--- Start Entries supplied ---

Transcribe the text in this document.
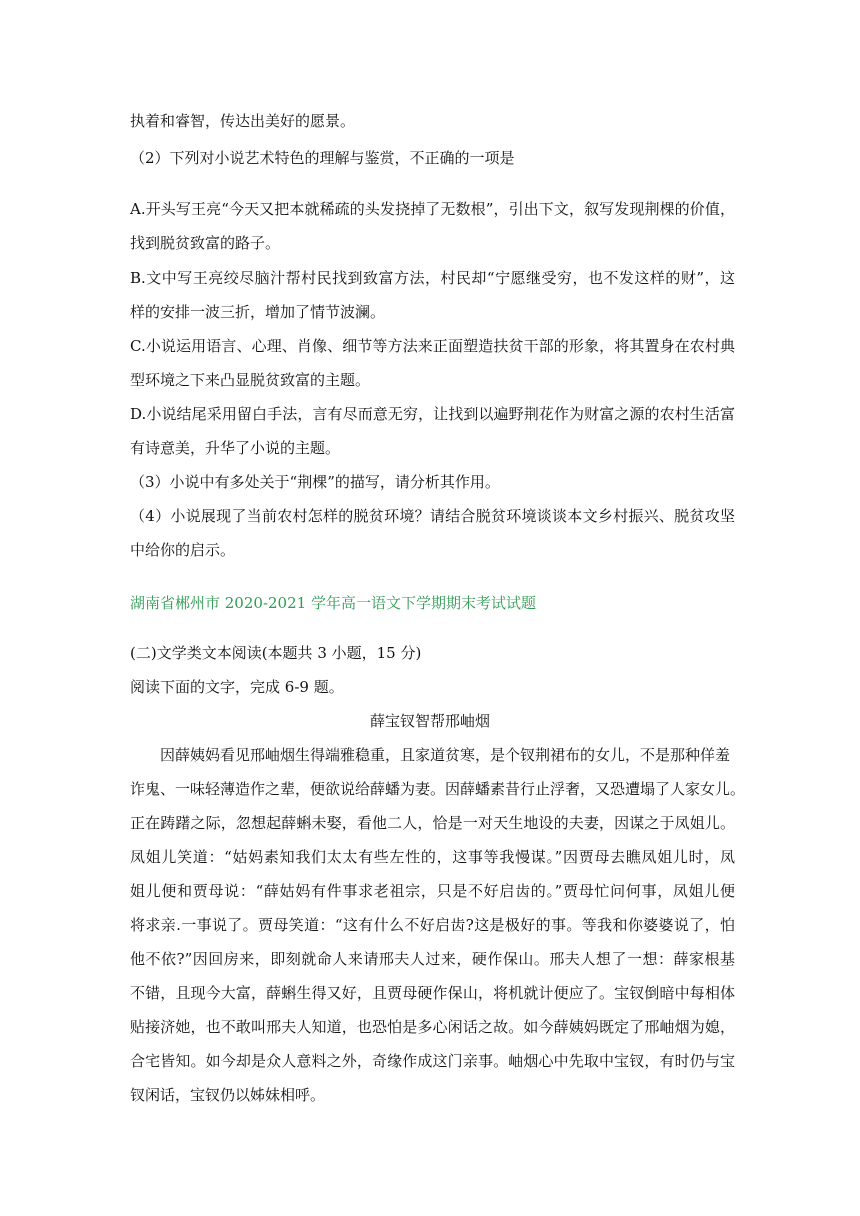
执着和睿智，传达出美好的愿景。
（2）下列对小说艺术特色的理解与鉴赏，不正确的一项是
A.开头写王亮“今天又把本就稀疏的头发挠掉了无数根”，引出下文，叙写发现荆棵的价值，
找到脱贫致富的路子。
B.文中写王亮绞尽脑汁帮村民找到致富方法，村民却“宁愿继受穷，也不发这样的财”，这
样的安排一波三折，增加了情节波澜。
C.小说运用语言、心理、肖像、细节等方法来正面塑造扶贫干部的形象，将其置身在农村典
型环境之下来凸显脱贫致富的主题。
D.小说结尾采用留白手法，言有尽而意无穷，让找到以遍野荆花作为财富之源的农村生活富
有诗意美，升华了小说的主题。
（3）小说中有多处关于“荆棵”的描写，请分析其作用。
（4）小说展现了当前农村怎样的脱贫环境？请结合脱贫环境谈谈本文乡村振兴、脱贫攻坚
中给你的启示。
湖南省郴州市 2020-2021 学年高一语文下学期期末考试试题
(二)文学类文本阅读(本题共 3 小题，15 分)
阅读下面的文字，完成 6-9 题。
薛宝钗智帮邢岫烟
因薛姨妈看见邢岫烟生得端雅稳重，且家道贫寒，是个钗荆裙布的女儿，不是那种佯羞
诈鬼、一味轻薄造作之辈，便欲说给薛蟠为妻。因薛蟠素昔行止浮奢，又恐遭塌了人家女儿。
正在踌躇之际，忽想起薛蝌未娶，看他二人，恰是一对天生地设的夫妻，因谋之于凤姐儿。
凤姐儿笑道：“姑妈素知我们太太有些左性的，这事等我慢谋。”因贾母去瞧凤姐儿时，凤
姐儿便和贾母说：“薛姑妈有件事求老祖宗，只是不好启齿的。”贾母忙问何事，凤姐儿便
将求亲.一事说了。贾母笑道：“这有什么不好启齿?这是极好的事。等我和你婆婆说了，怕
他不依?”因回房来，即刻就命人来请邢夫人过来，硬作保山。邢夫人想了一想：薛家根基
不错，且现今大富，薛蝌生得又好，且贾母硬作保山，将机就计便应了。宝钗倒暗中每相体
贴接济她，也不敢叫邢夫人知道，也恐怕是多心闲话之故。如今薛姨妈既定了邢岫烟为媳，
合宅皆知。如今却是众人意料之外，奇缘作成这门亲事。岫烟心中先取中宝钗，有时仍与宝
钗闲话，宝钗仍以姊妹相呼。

--- End Entries supplied ---

- [Goal]
Output an exact copy of the material, with the pictures removed.

- [Finished answer]
Transcribe the text in this document.
执着和睿智，传达出美好的愿景。
（2）下列对小说艺术特色的理解与鉴赏，不正确的一项是
A.开头写王亮“今天又把本就稀疏的头发挠掉了无数根”，引出下文，叙写发现荆棵的价值，
找到脱贫致富的路子。
B.文中写王亮绞尽脑汁帮村民找到致富方法，村民却“宁愿继受穷，也不发这样的财”，这
样的安排一波三折，增加了情节波澜。
C.小说运用语言、心理、肖像、细节等方法来正面塑造扶贫干部的形象，将其置身在农村典
型环境之下来凸显脱贫致富的主题。
D.小说结尾采用留白手法，言有尽而意无穷，让找到以遍野荆花作为财富之源的农村生活富
有诗意美，升华了小说的主题。
（3）小说中有多处关于“荆棵”的描写，请分析其作用。
（4）小说展现了当前农村怎样的脱贫环境？请结合脱贫环境谈谈本文乡村振兴、脱贫攻坚
中给你的启示。
湖南省郴州市 2020-2021 学年高一语文下学期期末考试试题
(二)文学类文本阅读(本题共 3 小题，15 分)
阅读下面的文字，完成 6-9 题。
薛宝钗智帮邢岫烟
因薛姨妈看见邢岫烟生得端雅稳重，且家道贫寒，是个钗荆裙布的女儿，不是那种佯羞
诈鬼、一味轻薄造作之辈，便欲说给薛蟠为妻。因薛蟠素昔行止浮奢，又恐遭塌了人家女儿。
正在踌躇之际，忽想起薛蝌未娶，看他二人，恰是一对天生地设的夫妻，因谋之于凤姐儿。
凤姐儿笑道：“姑妈素知我们太太有些左性的，这事等我慢谋。”因贾母去瞧凤姐儿时，凤
姐儿便和贾母说：“薛姑妈有件事求老祖宗，只是不好启齿的。”贾母忙问何事，凤姐儿便
将求亲.一事说了。贾母笑道：“这有什么不好启齿?这是极好的事。等我和你婆婆说了，怕
他不依?”因回房来，即刻就命人来请邢夫人过来，硬作保山。邢夫人想了一想：薛家根基
不错，且现今大富，薛蝌生得又好，且贾母硬作保山，将机就计便应了。宝钗倒暗中每相体
贴接济她，也不敢叫邢夫人知道，也恐怕是多心闲话之故。如今薛姨妈既定了邢岫烟为媳，
合宅皆知。如今却是众人意料之外，奇缘作成这门亲事。岫烟心中先取中宝钗，有时仍与宝
钗闲话，宝钗仍以姊妹相呼。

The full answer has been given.